**YOUR GOAL**
Output all of the data below exactly as given.

**DATA LINES**
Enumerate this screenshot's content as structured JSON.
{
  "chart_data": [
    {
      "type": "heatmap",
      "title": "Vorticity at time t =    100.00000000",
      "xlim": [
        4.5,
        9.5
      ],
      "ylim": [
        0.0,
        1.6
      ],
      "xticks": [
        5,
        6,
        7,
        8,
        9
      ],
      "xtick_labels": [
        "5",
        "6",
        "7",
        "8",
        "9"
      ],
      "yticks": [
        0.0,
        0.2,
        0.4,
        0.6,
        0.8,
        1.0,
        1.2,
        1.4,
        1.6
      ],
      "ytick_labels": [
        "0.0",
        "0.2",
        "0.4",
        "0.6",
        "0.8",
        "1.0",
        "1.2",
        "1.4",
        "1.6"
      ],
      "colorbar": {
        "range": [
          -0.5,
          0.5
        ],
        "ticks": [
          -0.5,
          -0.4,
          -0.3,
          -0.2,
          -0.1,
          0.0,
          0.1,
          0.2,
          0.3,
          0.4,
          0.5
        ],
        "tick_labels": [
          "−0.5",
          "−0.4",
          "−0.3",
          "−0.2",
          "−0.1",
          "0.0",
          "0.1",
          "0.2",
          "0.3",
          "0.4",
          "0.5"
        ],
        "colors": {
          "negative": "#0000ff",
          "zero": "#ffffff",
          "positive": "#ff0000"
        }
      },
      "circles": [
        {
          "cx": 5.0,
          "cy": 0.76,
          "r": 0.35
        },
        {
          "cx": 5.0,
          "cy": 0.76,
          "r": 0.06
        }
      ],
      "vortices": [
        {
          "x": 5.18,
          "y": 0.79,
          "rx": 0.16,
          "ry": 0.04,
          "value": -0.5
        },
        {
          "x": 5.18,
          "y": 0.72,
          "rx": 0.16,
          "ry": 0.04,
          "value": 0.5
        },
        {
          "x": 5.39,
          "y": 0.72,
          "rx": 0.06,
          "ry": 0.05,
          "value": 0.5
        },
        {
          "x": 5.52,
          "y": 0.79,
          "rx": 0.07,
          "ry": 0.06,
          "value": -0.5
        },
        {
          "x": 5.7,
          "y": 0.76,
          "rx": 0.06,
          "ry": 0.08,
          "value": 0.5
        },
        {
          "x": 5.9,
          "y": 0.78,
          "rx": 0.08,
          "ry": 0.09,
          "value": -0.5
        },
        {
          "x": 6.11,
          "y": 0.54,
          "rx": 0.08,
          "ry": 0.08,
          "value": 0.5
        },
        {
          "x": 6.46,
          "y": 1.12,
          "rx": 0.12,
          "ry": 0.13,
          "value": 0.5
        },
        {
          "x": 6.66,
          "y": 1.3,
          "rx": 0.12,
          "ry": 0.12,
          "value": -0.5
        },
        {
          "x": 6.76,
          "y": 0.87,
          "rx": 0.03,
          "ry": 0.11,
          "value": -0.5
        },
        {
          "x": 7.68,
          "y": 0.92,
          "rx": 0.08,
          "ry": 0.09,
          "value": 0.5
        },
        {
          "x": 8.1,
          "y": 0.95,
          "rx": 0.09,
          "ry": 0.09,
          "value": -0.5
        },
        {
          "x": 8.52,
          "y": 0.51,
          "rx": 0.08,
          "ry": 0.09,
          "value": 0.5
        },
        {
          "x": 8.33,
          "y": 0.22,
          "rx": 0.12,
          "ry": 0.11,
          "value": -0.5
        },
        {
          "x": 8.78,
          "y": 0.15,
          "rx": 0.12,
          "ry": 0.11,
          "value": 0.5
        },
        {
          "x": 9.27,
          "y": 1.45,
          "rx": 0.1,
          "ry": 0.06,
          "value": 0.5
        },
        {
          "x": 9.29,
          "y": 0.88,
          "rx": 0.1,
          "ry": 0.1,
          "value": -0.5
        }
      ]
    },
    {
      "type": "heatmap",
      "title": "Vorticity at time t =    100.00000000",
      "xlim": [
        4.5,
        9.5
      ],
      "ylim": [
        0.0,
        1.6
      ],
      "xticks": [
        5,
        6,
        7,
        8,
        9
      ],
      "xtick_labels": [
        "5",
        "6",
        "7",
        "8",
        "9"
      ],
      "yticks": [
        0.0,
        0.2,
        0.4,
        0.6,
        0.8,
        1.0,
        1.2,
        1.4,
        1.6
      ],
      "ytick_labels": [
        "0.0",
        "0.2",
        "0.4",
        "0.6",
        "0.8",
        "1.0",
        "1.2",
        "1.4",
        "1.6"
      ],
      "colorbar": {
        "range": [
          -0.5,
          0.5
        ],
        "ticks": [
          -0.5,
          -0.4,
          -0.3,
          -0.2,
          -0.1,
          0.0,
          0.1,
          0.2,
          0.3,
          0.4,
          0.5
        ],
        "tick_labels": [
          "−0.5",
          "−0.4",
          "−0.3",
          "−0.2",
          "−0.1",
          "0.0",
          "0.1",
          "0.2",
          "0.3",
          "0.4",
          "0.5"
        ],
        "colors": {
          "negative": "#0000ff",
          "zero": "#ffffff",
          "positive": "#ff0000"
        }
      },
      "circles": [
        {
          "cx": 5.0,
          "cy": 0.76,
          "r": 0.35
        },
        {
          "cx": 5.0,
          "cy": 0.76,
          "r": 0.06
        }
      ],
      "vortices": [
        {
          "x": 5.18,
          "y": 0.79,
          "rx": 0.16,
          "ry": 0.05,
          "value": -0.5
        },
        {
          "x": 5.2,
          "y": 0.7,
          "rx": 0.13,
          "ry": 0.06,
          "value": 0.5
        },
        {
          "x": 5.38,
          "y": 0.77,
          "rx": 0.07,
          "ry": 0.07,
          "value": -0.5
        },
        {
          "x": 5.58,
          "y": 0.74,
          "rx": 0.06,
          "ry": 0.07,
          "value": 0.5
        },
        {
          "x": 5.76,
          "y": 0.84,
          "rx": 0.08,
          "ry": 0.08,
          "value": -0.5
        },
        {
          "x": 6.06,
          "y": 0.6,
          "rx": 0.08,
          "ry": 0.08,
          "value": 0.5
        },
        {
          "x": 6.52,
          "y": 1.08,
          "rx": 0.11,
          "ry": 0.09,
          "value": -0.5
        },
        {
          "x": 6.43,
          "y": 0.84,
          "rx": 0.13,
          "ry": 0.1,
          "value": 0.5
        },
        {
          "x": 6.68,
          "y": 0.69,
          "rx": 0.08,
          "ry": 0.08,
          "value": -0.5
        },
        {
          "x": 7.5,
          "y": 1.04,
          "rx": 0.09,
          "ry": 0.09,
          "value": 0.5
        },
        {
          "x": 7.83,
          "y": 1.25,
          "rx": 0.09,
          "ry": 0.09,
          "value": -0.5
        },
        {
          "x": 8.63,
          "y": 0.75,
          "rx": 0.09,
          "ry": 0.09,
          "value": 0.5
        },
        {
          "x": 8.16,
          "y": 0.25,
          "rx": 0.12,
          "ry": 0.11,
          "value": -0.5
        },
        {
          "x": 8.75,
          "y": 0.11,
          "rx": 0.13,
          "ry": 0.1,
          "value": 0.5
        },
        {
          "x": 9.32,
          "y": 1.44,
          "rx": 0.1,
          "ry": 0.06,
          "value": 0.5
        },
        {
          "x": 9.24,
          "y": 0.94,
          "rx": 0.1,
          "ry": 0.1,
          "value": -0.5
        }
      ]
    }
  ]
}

**CORRECT ANSWER**
Enumerate this screenshot's content as structured JSON.
{
  "chart_data": [
    {
      "type": "heatmap",
      "title": "Vorticity at time t =    100.00000000",
      "xlim": [
        4.5,
        9.5
      ],
      "ylim": [
        0.0,
        1.6
      ],
      "xticks": [
        5,
        6,
        7,
        8,
        9
      ],
      "xtick_labels": [
        "5",
        "6",
        "7",
        "8",
        "9"
      ],
      "yticks": [
        0.0,
        0.2,
        0.4,
        0.6,
        0.8,
        1.0,
        1.2,
        1.4,
        1.6
      ],
      "ytick_labels": [
        "0.0",
        "0.2",
        "0.4",
        "0.6",
        "0.8",
        "1.0",
        "1.2",
        "1.4",
        "1.6"
      ],
      "colorbar": {
        "range": [
          -0.5,
          0.5
        ],
        "ticks": [
          -0.5,
          -0.4,
          -0.3,
          -0.2,
          -0.1,
          0.0,
          0.1,
          0.2,
          0.3,
          0.4,
          0.5
        ],
        "tick_labels": [
          "−0.5",
          "−0.4",
          "−0.3",
          "−0.2",
          "−0.1",
          "0.0",
          "0.1",
          "0.2",
          "0.3",
          "0.4",
          "0.5"
        ],
        "colors": {
          "negative": "#0000ff",
          "zero": "#ffffff",
          "positive": "#ff0000"
        }
      },
      "circles": [
        {
          "cx": 5.0,
          "cy": 0.76,
          "r": 0.35
        },
        {
          "cx": 5.0,
          "cy": 0.76,
          "r": 0.06
        }
      ],
      "vortices": [
        {
          "x": 5.18,
          "y": 0.79,
          "rx": 0.16,
          "ry": 0.04,
          "value": -0.5
        },
        {
          "x": 5.18,
          "y": 0.72,
          "rx": 0.16,
          "ry": 0.04,
          "value": 0.5
        },
        {
          "x": 5.39,
          "y": 0.72,
          "rx": 0.06,
          "ry": 0.05,
          "value": 0.5
        },
        {
          "x": 5.52,
          "y": 0.79,
          "rx": 0.07,
          "ry": 0.06,
          "value": -0.5
        },
        {
          "x": 5.7,
          "y": 0.76,
          "rx": 0.06,
          "ry": 0.08,
          "value": 0.5
        },
        {
          "x": 5.9,
          "y": 0.78,
          "rx": 0.08,
          "ry": 0.09,
          "value": -0.5
        },
        {
          "x": 6.11,
          "y": 0.54,
          "rx": 0.08,
          "ry": 0.08,
          "value": 0.5
        },
        {
          "x": 6.46,
          "y": 1.12,
          "rx": 0.12,
          "ry": 0.13,
          "value": 0.5
        },
        {
          "x": 6.66,
          "y": 1.3,
          "rx": 0.12,
          "ry": 0.12,
          "value": -0.5
        },
        {
          "x": 6.76,
          "y": 0.87,
          "rx": 0.03,
          "ry": 0.11,
          "value": -0.5
        },
        {
          "x": 7.68,
          "y": 0.92,
          "rx": 0.08,
          "ry": 0.09,
          "value": 0.5
        },
        {
          "x": 8.1,
          "y": 0.95,
          "rx": 0.09,
          "ry": 0.09,
          "value": -0.5
        },
        {
          "x": 8.52,
          "y": 0.51,
          "rx": 0.08,
          "ry": 0.09,
          "value": 0.5
        },
        {
          "x": 8.33,
          "y": 0.22,
          "rx": 0.12,
          "ry": 0.11,
          "value": -0.5
        },
        {
          "x": 8.78,
          "y": 0.15,
          "rx": 0.12,
          "ry": 0.11,
          "value": 0.5
        },
        {
          "x": 9.27,
          "y": 1.45,
          "rx": 0.1,
          "ry": 0.06,
          "value": 0.5
        },
        {
          "x": 9.29,
          "y": 0.88,
          "rx": 0.1,
          "ry": 0.1,
          "value": -0.5
        }
      ]
    },
    {
      "type": "heatmap",
      "title": "Vorticity at time t =    100.00000000",
      "xlim": [
        4.5,
        9.5
      ],
      "ylim": [
        0.0,
        1.6
      ],
      "xticks": [
        5,
        6,
        7,
        8,
        9
      ],
      "xtick_labels": [
        "5",
        "6",
        "7",
        "8",
        "9"
      ],
      "yticks": [
        0.0,
        0.2,
        0.4,
        0.6,
        0.8,
        1.0,
        1.2,
        1.4,
        1.6
      ],
      "ytick_labels": [
        "0.0",
        "0.2",
        "0.4",
        "0.6",
        "0.8",
        "1.0",
        "1.2",
        "1.4",
        "1.6"
      ],
      "colorbar": {
        "range": [
          -0.5,
          0.5
        ],
        "ticks": [
          -0.5,
          -0.4,
          -0.3,
          -0.2,
          -0.1,
          0.0,
          0.1,
          0.2,
          0.3,
          0.4,
          0.5
        ],
        "tick_labels": [
          "−0.5",
          "−0.4",
          "−0.3",
          "−0.2",
          "−0.1",
          "0.0",
          "0.1",
          "0.2",
          "0.3",
          "0.4",
          "0.5"
        ],
        "colors": {
          "negative": "#0000ff",
          "zero": "#ffffff",
          "positive": "#ff0000"
        }
      },
      "circles": [
        {
          "cx": 5.0,
          "cy": 0.76,
          "r": 0.35
        },
        {
          "cx": 5.0,
          "cy": 0.76,
          "r": 0.06
        }
      ],
      "vortices": [
        {
          "x": 5.18,
          "y": 0.79,
          "rx": 0.16,
          "ry": 0.05,
          "value": -0.5
        },
        {
          "x": 5.2,
          "y": 0.7,
          "rx": 0.13,
          "ry": 0.06,
          "value": 0.5
        },
        {
          "x": 5.38,
          "y": 0.77,
          "rx": 0.07,
          "ry": 0.07,
          "value": -0.5
        },
        {
          "x": 5.58,
          "y": 0.74,
          "rx": 0.06,
          "ry": 0.07,
          "value": 0.5
        },
        {
          "x": 5.76,
          "y": 0.84,
          "rx": 0.08,
          "ry": 0.08,
          "value": -0.5
        },
        {
          "x": 6.06,
          "y": 0.6,
          "rx": 0.08,
          "ry": 0.08,
          "value": 0.5
        },
        {
          "x": 6.52,
          "y": 1.08,
          "rx": 0.11,
          "ry": 0.09,
          "value": -0.5
        },
        {
          "x": 6.43,
          "y": 0.84,
          "rx": 0.13,
          "ry": 0.1,
          "value": 0.5
        },
        {
          "x": 6.68,
          "y": 0.69,
          "rx": 0.08,
          "ry": 0.08,
          "value": -0.5
        },
        {
          "x": 7.5,
          "y": 1.04,
          "rx": 0.09,
          "ry": 0.09,
          "value": 0.5
        },
        {
          "x": 7.83,
          "y": 1.25,
          "rx": 0.09,
          "ry": 0.09,
          "value": -0.5
        },
        {
          "x": 8.63,
          "y": 0.75,
          "rx": 0.09,
          "ry": 0.09,
          "value": 0.5
        },
        {
          "x": 8.16,
          "y": 0.25,
          "rx": 0.12,
          "ry": 0.11,
          "value": -0.5
        },
        {
          "x": 8.75,
          "y": 0.11,
          "rx": 0.13,
          "ry": 0.1,
          "value": 0.5
        },
        {
          "x": 9.32,
          "y": 1.44,
          "rx": 0.1,
          "ry": 0.06,
          "value": 0.5
        },
        {
          "x": 9.24,
          "y": 0.94,
          "rx": 0.1,
          "ry": 0.1,
          "value": -0.5
        }
      ]
    }
  ]
}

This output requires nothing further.